The exercise |
Scan the data below for the string "name". Copy every line where it appears.
--
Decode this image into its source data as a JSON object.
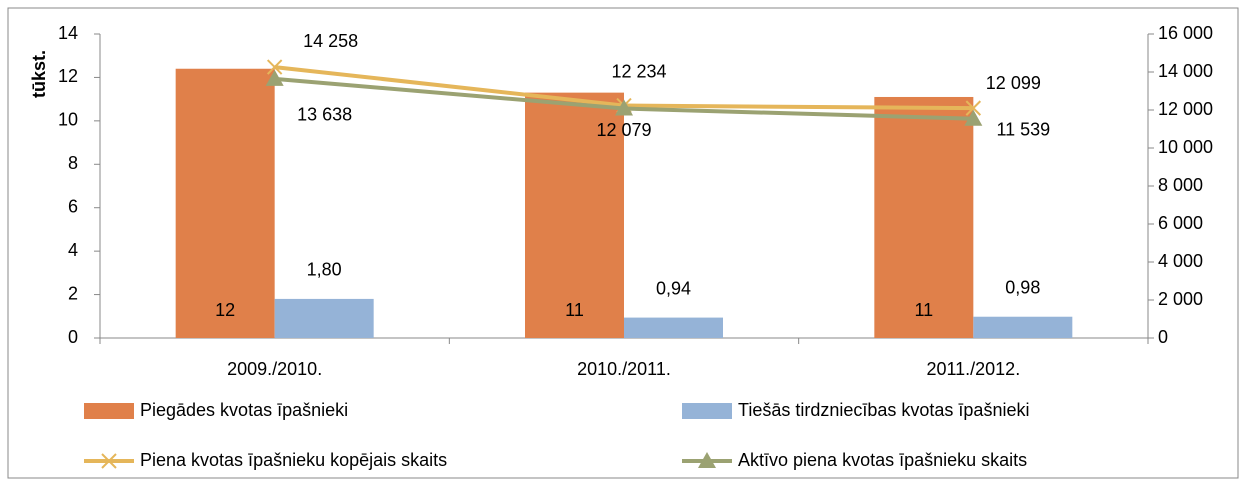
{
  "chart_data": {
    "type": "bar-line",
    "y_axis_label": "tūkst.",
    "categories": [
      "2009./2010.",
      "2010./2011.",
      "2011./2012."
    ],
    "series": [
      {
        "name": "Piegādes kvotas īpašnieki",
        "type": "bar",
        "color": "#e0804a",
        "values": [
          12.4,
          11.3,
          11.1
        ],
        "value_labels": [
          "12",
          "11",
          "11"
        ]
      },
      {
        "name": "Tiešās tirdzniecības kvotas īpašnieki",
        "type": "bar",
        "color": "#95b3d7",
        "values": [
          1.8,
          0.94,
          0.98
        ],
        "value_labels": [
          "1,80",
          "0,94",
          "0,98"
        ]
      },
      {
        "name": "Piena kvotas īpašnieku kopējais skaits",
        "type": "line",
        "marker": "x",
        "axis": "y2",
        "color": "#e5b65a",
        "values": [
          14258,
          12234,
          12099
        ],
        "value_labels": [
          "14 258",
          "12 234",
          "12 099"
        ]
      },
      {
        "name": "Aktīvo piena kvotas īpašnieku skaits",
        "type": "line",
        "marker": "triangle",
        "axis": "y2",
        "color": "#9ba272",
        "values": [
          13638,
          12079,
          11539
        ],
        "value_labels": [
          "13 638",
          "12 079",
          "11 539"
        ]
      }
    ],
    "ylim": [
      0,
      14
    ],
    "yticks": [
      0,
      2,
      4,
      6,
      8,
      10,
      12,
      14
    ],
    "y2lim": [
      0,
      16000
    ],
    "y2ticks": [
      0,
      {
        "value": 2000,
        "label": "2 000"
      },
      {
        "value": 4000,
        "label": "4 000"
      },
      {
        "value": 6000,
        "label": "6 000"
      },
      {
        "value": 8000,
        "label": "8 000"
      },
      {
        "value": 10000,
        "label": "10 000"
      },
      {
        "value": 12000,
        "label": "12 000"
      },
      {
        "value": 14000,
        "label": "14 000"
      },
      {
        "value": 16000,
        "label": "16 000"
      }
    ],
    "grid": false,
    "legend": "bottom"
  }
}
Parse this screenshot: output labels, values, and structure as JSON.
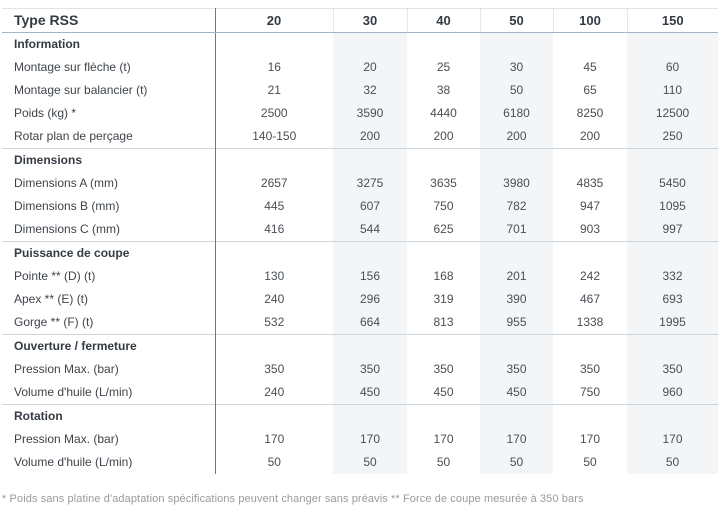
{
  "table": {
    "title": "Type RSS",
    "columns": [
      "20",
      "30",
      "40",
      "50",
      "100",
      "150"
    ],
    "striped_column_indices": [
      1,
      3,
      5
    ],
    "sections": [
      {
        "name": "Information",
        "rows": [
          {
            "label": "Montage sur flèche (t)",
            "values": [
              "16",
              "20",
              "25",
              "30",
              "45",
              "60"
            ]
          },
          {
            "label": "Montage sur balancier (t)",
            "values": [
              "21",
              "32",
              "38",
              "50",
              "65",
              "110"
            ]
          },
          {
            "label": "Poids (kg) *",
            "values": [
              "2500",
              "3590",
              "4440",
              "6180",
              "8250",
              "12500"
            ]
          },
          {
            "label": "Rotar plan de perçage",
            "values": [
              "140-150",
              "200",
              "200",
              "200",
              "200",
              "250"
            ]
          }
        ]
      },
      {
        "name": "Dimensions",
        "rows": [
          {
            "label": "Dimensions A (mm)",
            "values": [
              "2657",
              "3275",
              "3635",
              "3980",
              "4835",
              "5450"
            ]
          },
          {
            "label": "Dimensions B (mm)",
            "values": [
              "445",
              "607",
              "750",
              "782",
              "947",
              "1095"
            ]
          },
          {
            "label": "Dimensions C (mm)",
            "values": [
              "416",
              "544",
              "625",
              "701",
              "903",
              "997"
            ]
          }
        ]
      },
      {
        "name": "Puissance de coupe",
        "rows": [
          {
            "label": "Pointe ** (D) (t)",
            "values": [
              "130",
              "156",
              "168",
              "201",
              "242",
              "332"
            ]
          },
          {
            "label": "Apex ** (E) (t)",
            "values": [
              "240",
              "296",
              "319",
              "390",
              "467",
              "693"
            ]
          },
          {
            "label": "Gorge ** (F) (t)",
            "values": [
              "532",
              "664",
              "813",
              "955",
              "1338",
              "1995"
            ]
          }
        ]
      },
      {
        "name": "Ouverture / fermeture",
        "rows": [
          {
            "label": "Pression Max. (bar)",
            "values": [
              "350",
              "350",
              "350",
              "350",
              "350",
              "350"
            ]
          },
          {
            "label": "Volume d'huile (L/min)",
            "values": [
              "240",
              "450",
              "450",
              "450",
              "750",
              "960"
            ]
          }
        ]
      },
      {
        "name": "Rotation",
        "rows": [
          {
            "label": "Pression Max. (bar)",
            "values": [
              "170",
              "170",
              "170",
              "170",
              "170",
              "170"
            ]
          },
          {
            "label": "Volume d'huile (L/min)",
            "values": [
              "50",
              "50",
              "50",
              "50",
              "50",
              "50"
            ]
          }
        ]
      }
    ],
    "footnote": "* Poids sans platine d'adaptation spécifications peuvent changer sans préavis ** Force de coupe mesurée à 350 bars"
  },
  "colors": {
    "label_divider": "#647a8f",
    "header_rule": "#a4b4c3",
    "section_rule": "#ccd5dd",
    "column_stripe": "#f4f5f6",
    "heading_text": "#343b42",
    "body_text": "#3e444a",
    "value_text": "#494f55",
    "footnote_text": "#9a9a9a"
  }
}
--
Written response |
        "name": "Piegādes kvotas īpašnieki",
        "name": "Tiešās tirdzniecības kvotas īpašnieki",
        "name": "Piena kvotas īpašnieku kopējais skaits",
        "name": "Aktīvo piena kvotas īpašnieku skaits",
        "name": "Information",
        "name": "Dimensions",
        "name": "Puissance de coupe",
        "name": "Ouverture / fermeture",
        "name": "Rotation",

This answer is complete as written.